Write out the data below in full, unchanged, minus the images.

_Provided data_:
+++

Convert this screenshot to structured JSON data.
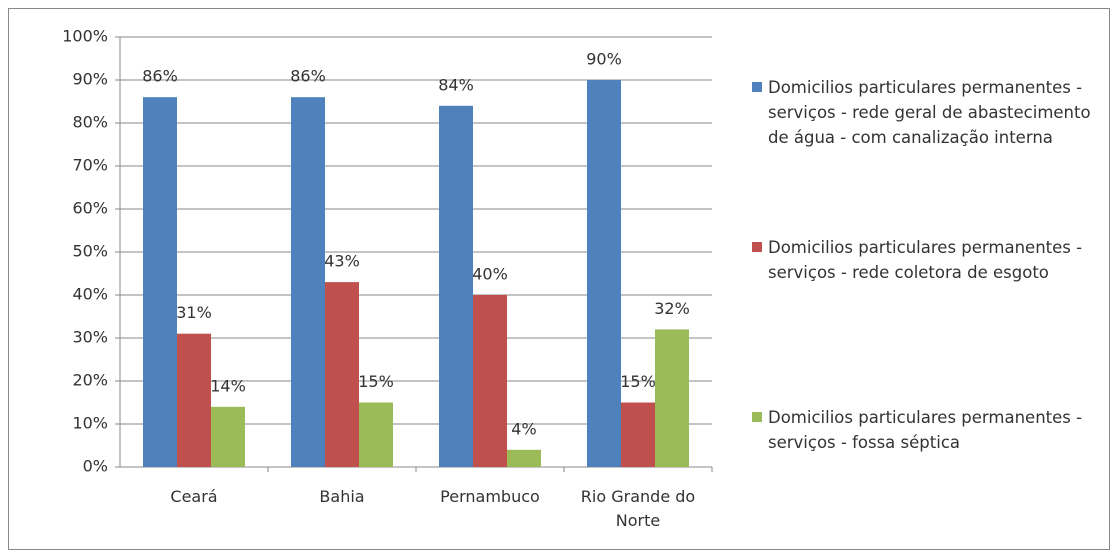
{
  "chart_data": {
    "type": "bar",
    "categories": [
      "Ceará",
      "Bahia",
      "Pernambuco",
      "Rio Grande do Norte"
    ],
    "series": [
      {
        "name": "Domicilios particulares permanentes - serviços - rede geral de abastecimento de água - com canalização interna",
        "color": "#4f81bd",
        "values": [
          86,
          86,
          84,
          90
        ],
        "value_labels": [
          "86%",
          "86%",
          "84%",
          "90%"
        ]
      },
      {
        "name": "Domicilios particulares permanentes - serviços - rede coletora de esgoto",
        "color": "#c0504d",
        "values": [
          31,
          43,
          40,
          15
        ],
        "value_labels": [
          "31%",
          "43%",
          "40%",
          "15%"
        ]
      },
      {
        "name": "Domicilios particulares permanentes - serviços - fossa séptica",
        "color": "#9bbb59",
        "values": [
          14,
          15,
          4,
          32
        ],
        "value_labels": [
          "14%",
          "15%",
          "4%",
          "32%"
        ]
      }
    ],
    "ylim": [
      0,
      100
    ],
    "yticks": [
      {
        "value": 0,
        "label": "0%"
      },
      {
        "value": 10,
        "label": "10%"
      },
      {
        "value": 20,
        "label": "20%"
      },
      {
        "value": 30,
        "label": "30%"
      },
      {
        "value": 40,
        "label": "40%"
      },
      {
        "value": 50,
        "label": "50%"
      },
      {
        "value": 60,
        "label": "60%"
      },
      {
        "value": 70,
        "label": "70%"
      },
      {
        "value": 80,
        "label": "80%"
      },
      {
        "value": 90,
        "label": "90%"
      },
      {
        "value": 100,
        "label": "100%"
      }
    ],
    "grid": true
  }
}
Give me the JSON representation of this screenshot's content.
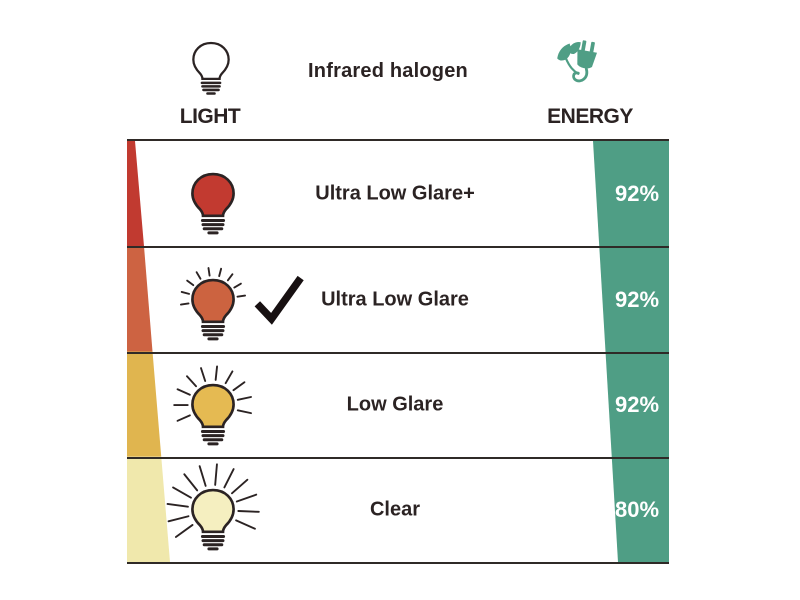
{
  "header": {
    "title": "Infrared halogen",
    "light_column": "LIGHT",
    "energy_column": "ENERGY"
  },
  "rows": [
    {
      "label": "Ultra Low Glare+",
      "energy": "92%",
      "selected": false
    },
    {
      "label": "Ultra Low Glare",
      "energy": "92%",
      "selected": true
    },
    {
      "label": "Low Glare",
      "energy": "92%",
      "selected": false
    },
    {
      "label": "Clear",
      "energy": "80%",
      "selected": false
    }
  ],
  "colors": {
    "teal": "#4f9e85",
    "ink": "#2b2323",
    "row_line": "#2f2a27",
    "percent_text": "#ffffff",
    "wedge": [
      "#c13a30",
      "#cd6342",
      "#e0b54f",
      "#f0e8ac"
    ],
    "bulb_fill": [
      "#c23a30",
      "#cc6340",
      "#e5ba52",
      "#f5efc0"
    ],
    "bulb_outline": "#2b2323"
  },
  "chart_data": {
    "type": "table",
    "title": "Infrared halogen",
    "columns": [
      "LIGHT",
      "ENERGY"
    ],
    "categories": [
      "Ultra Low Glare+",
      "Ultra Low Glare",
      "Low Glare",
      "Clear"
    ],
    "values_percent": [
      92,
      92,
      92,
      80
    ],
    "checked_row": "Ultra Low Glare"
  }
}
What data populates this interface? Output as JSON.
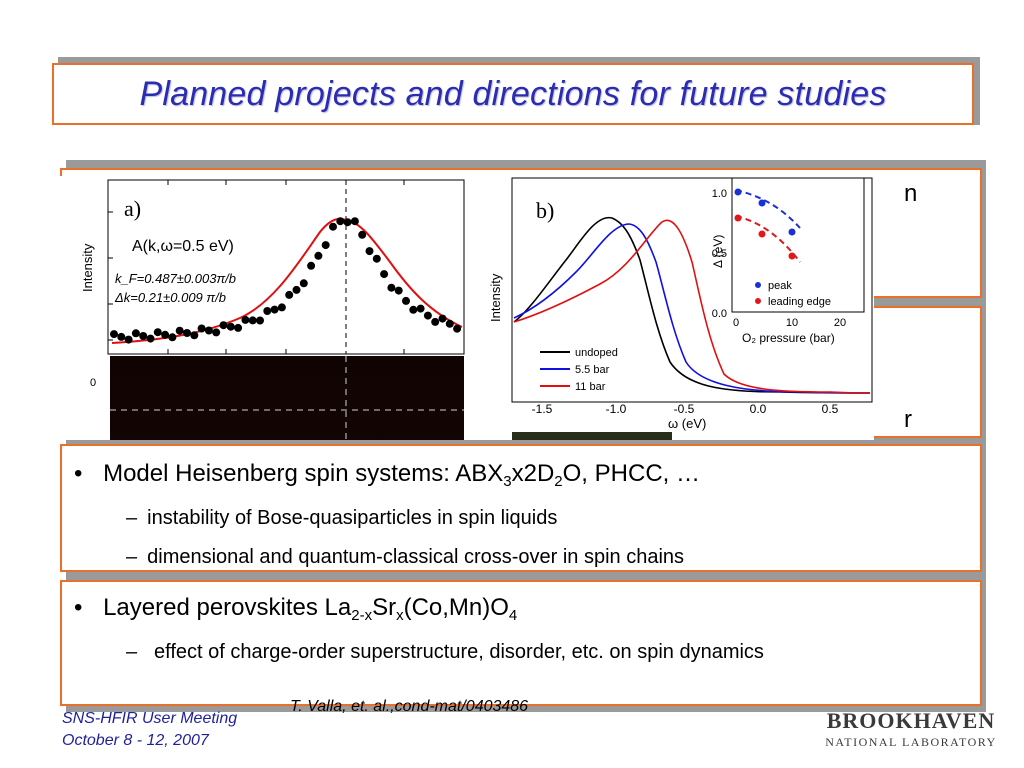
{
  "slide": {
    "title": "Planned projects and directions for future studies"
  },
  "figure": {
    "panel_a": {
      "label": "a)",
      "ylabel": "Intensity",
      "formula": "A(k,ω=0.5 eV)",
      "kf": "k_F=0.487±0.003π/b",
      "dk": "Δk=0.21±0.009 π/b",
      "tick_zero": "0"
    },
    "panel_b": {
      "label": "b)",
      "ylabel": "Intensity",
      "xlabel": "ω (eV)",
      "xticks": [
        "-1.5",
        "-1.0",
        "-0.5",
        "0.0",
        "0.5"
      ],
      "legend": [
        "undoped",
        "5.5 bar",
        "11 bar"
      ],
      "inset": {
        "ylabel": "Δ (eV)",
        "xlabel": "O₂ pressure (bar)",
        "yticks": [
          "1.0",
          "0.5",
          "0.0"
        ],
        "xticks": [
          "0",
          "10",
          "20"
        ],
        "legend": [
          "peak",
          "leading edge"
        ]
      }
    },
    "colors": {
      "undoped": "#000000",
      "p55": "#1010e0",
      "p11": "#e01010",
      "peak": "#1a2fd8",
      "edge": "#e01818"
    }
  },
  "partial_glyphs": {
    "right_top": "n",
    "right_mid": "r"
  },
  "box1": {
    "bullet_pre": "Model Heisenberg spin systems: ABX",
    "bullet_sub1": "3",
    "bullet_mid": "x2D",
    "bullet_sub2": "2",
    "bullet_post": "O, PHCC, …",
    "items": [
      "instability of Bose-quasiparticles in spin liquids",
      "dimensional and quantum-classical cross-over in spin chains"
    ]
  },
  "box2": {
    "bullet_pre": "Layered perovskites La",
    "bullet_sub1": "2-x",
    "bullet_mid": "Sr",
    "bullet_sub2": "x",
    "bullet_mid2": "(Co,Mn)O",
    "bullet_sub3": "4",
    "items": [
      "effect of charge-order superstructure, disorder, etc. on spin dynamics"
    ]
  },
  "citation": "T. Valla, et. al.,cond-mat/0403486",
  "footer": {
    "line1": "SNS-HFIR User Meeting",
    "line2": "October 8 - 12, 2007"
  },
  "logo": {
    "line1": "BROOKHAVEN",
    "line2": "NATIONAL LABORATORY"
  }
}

+++

_Written response_:
Convert this screenshot to structured JSON data.
{
  "chart_data": {
    "type": "bar",
    "categories": [
      "Ceará",
      "Bahia",
      "Pernambuco",
      "Rio Grande do Norte"
    ],
    "series": [
      {
        "name": "Domicilios particulares permanentes - serviços - rede geral de abastecimento de água - com canalização interna",
        "color": "#4f81bd",
        "values": [
          86,
          86,
          84,
          90
        ],
        "value_labels": [
          "86%",
          "86%",
          "84%",
          "90%"
        ]
      },
      {
        "name": "Domicilios particulares permanentes - serviços - rede coletora de esgoto",
        "color": "#c0504d",
        "values": [
          31,
          43,
          40,
          15
        ],
        "value_labels": [
          "31%",
          "43%",
          "40%",
          "15%"
        ]
      },
      {
        "name": "Domicilios particulares permanentes - serviços - fossa séptica",
        "color": "#9bbb59",
        "values": [
          14,
          15,
          4,
          32
        ],
        "value_labels": [
          "14%",
          "15%",
          "4%",
          "32%"
        ]
      }
    ],
    "ylim": [
      0,
      100
    ],
    "yticks": [
      {
        "value": 0,
        "label": "0%"
      },
      {
        "value": 10,
        "label": "10%"
      },
      {
        "value": 20,
        "label": "20%"
      },
      {
        "value": 30,
        "label": "30%"
      },
      {
        "value": 40,
        "label": "40%"
      },
      {
        "value": 50,
        "label": "50%"
      },
      {
        "value": 60,
        "label": "60%"
      },
      {
        "value": 70,
        "label": "70%"
      },
      {
        "value": 80,
        "label": "80%"
      },
      {
        "value": 90,
        "label": "90%"
      },
      {
        "value": 100,
        "label": "100%"
      }
    ],
    "grid": true
  }
}
Give me the JSON representation of this screenshot's content.
{
  "header": {
    "title": "Infrared halogen",
    "light_column": "LIGHT",
    "energy_column": "ENERGY"
  },
  "rows": [
    {
      "label": "Ultra Low Glare+",
      "energy": "92%",
      "selected": false
    },
    {
      "label": "Ultra Low Glare",
      "energy": "92%",
      "selected": true
    },
    {
      "label": "Low Glare",
      "energy": "92%",
      "selected": false
    },
    {
      "label": "Clear",
      "energy": "80%",
      "selected": false
    }
  ],
  "colors": {
    "teal": "#4f9e85",
    "ink": "#2b2323",
    "row_line": "#2f2a27",
    "percent_text": "#ffffff",
    "wedge": [
      "#c13a30",
      "#cd6342",
      "#e0b54f",
      "#f0e8ac"
    ],
    "bulb_fill": [
      "#c23a30",
      "#cc6340",
      "#e5ba52",
      "#f5efc0"
    ],
    "bulb_outline": "#2b2323"
  },
  "chart_data": {
    "type": "table",
    "title": "Infrared halogen",
    "columns": [
      "LIGHT",
      "ENERGY"
    ],
    "categories": [
      "Ultra Low Glare+",
      "Ultra Low Glare",
      "Low Glare",
      "Clear"
    ],
    "values_percent": [
      92,
      92,
      92,
      80
    ],
    "checked_row": "Ultra Low Glare"
  }
}
What data populates this interface? Output as JSON.
{
  "slide": {
    "title": "Planned projects and directions for future studies"
  },
  "figure": {
    "panel_a": {
      "label": "a)",
      "ylabel": "Intensity",
      "formula": "A(k,ω=0.5 eV)",
      "kf": "k_F=0.487±0.003π/b",
      "dk": "Δk=0.21±0.009 π/b",
      "tick_zero": "0"
    },
    "panel_b": {
      "label": "b)",
      "ylabel": "Intensity",
      "xlabel": "ω (eV)",
      "xticks": [
        "-1.5",
        "-1.0",
        "-0.5",
        "0.0",
        "0.5"
      ],
      "legend": [
        "undoped",
        "5.5 bar",
        "11 bar"
      ],
      "inset": {
        "ylabel": "Δ (eV)",
        "xlabel": "O₂ pressure (bar)",
        "yticks": [
          "1.0",
          "0.5",
          "0.0"
        ],
        "xticks": [
          "0",
          "10",
          "20"
        ],
        "legend": [
          "peak",
          "leading edge"
        ]
      }
    },
    "colors": {
      "undoped": "#000000",
      "p55": "#1010e0",
      "p11": "#e01010",
      "peak": "#1a2fd8",
      "edge": "#e01818"
    }
  },
  "partial_glyphs": {
    "right_top": "n",
    "right_mid": "r"
  },
  "box1": {
    "bullet_pre": "Model Heisenberg spin systems: ABX",
    "bullet_sub1": "3",
    "bullet_mid": "x2D",
    "bullet_sub2": "2",
    "bullet_post": "O, PHCC, …",
    "items": [
      "instability of Bose-quasiparticles in spin liquids",
      "dimensional and quantum-classical cross-over in spin chains"
    ]
  },
  "box2": {
    "bullet_pre": "Layered perovskites La",
    "bullet_sub1": "2-x",
    "bullet_mid": "Sr",
    "bullet_sub2": "x",
    "bullet_mid2": "(Co,Mn)O",
    "bullet_sub3": "4",
    "items": [
      "effect of charge-order superstructure, disorder, etc. on spin dynamics"
    ]
  },
  "citation": "T. Valla, et. al.,cond-mat/0403486",
  "footer": {
    "line1": "SNS-HFIR User Meeting",
    "line2": "October 8 - 12, 2007"
  },
  "logo": {
    "line1": "BROOKHAVEN",
    "line2": "NATIONAL LABORATORY"
  }
}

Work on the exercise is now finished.